* _TO DO_
Return each line holding the string "Network".

* _MATERIAL FOR THE TASK_

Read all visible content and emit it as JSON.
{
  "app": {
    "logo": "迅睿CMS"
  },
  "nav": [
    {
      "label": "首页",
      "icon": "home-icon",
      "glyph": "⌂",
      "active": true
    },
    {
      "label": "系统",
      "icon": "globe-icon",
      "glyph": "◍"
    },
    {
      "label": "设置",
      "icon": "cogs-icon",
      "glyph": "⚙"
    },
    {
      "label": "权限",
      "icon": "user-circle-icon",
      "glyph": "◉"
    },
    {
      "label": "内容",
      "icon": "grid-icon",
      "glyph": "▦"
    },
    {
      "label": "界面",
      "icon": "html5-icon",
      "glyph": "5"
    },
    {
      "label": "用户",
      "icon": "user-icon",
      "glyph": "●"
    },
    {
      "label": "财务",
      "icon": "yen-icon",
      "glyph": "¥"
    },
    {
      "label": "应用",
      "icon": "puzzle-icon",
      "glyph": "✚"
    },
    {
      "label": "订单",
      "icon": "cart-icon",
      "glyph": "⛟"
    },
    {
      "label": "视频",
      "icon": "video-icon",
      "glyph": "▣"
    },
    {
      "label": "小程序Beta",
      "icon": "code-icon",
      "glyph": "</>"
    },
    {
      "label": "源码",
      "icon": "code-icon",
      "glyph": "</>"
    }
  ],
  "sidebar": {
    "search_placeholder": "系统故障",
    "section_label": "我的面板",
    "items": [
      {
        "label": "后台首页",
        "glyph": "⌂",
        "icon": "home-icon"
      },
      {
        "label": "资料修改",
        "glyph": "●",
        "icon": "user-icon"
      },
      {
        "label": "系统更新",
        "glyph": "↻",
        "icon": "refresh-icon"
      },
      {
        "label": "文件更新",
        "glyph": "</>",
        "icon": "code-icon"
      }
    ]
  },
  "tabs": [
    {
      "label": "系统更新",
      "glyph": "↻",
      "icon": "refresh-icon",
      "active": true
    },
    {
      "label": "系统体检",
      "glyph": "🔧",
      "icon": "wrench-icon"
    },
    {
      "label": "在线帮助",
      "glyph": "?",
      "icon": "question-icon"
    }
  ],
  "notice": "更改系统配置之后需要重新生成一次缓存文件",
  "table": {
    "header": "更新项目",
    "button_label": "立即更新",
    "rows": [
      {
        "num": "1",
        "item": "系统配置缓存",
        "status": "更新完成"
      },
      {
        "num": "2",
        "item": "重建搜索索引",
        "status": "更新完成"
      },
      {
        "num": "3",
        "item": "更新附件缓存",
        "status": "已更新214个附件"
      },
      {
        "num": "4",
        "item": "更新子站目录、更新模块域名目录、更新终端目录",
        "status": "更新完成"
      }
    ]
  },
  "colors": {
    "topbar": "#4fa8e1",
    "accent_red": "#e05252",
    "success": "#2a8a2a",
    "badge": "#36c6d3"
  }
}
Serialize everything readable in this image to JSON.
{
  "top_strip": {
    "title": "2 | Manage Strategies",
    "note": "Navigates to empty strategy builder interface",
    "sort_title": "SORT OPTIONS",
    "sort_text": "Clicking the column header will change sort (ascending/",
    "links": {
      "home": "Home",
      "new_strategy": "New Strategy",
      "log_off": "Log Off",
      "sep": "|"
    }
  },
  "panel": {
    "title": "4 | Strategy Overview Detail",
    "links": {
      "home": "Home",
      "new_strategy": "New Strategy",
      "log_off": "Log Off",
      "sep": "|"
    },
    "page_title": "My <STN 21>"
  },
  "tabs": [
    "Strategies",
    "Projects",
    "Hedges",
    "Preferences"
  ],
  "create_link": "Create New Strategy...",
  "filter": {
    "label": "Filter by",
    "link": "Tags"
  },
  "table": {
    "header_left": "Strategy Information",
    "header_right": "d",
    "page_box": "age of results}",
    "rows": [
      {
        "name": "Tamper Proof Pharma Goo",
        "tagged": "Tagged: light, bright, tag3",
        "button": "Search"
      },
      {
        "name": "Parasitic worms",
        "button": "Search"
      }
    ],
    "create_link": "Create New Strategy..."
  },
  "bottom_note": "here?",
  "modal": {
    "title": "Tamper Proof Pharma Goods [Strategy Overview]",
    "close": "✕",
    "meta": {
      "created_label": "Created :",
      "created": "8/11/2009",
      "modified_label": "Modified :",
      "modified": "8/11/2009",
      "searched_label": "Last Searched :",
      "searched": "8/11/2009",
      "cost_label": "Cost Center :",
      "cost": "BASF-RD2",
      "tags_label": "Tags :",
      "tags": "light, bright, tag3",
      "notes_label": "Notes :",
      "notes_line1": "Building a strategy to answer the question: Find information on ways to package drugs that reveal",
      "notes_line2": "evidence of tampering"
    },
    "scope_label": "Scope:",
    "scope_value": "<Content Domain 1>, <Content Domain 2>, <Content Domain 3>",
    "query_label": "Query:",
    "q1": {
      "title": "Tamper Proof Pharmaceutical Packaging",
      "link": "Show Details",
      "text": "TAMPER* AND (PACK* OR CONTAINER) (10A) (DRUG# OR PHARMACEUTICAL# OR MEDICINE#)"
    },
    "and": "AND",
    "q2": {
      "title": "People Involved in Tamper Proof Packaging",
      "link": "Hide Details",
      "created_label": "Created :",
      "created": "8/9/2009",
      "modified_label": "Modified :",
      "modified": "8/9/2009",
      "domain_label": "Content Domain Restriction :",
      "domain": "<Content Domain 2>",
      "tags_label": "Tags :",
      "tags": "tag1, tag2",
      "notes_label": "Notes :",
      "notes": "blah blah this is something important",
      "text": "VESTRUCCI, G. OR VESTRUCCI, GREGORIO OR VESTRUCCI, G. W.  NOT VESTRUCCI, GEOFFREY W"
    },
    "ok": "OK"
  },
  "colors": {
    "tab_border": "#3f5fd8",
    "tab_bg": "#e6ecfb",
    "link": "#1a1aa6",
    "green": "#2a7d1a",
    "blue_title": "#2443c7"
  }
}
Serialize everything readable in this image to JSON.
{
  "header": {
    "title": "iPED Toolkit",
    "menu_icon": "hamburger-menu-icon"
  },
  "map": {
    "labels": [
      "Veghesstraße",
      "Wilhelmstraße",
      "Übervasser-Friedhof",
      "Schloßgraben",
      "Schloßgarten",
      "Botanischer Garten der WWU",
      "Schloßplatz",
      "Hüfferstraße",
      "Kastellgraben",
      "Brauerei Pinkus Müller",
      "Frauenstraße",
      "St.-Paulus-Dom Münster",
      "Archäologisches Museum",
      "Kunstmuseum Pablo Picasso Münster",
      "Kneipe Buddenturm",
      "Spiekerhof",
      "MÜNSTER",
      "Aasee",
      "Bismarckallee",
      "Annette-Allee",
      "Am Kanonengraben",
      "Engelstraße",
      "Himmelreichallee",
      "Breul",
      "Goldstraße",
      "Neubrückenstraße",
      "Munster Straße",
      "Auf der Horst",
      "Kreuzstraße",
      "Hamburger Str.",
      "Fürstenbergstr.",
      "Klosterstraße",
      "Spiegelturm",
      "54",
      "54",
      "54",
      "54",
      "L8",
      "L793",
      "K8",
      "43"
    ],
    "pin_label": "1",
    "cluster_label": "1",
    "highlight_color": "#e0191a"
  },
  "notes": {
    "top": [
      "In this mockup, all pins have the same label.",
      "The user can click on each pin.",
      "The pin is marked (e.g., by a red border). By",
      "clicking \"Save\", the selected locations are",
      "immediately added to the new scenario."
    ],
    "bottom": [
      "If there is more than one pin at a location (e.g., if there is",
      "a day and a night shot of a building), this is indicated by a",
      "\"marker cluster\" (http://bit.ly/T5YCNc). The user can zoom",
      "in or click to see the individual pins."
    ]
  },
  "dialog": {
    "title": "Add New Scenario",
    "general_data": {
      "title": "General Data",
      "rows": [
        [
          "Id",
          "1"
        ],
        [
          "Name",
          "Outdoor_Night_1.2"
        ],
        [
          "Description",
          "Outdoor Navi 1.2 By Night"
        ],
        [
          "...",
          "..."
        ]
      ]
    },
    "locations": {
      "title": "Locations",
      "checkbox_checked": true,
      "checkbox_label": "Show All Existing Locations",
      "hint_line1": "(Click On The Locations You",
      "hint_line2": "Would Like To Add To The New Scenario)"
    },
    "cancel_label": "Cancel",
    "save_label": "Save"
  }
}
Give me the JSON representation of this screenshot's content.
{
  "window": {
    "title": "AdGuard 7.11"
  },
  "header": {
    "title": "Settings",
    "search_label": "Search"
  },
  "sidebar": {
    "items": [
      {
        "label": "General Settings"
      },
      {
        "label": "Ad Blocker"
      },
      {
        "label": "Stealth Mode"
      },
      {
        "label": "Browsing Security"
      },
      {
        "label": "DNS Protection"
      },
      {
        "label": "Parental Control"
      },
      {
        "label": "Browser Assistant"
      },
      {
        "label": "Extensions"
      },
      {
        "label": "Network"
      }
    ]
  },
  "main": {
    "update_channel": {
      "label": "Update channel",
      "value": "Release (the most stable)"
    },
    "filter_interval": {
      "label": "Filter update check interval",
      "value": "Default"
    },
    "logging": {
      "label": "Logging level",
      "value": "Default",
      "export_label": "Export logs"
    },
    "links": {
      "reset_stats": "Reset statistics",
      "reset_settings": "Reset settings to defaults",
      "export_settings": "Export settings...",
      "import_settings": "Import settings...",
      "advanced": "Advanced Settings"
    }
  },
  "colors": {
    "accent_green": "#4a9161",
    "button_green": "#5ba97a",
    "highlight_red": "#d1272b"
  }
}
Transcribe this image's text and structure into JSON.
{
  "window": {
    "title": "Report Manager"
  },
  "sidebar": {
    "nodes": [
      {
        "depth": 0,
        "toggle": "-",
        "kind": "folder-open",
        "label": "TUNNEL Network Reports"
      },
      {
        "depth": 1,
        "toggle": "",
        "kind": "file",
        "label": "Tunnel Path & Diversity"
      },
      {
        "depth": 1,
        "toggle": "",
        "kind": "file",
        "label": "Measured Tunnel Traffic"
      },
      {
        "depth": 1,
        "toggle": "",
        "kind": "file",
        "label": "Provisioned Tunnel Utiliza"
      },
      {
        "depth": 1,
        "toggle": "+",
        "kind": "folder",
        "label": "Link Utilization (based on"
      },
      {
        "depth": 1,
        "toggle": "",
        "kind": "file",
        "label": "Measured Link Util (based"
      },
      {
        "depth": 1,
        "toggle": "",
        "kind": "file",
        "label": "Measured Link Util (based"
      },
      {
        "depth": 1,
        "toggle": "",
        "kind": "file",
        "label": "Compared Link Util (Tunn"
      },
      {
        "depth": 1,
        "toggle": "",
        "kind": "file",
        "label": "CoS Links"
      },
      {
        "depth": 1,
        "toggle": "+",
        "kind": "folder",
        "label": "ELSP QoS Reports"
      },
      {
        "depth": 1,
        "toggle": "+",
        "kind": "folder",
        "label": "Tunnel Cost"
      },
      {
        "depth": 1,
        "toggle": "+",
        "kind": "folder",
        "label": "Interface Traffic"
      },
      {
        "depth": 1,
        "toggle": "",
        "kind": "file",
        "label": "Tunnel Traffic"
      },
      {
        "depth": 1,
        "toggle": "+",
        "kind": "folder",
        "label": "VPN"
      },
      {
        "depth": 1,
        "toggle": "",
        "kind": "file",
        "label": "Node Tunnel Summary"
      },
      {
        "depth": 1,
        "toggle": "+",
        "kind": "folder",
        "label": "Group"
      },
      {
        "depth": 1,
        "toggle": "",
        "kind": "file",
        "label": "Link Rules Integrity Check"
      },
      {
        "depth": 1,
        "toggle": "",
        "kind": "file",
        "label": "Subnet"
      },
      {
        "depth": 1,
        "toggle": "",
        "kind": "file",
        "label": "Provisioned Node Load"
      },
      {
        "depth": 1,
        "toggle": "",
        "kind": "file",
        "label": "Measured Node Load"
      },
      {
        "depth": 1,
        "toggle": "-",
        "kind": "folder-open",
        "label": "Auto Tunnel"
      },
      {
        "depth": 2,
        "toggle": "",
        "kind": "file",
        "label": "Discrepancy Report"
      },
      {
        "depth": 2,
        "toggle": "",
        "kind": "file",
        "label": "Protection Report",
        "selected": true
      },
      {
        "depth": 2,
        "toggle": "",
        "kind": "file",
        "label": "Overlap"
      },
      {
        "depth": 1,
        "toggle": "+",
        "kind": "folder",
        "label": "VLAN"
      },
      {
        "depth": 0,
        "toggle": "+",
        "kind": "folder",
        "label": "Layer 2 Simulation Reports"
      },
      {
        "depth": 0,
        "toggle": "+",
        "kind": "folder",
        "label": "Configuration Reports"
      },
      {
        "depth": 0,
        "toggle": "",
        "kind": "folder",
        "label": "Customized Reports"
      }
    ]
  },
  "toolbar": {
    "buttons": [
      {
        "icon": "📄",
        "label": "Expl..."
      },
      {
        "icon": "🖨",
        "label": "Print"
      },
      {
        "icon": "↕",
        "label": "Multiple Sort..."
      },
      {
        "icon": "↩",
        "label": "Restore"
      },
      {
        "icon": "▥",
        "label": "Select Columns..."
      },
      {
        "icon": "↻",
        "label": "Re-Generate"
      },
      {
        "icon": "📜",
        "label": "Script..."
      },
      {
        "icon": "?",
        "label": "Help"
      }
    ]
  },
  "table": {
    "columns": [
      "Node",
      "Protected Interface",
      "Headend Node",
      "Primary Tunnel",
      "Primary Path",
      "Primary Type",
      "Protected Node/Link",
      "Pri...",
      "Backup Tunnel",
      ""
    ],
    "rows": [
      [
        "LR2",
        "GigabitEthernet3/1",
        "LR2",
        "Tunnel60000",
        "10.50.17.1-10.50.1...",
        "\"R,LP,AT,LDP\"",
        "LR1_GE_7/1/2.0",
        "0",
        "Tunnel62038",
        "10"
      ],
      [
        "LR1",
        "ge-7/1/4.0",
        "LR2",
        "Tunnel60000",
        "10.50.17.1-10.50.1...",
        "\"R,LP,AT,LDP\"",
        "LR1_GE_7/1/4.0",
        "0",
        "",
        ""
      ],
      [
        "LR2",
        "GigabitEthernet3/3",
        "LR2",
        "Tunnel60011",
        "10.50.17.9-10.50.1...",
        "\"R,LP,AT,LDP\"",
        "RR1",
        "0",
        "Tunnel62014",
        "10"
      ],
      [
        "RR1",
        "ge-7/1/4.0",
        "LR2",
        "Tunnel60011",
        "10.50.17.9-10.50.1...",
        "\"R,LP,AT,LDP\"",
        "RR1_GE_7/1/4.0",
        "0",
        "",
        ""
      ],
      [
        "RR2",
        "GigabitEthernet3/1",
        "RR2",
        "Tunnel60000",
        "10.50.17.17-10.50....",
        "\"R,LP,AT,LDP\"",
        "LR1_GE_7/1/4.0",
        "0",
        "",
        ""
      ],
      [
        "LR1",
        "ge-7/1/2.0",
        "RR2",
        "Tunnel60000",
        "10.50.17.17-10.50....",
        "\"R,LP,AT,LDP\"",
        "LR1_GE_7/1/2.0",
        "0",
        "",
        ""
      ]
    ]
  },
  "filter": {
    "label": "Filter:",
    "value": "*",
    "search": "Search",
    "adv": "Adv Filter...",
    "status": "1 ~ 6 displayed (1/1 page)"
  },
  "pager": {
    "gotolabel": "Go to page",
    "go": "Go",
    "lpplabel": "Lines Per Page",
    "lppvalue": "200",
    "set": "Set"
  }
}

* _WRITTEN RESPONSE_
        "label": "Network"
        "label": "TUNNEL Network Reports"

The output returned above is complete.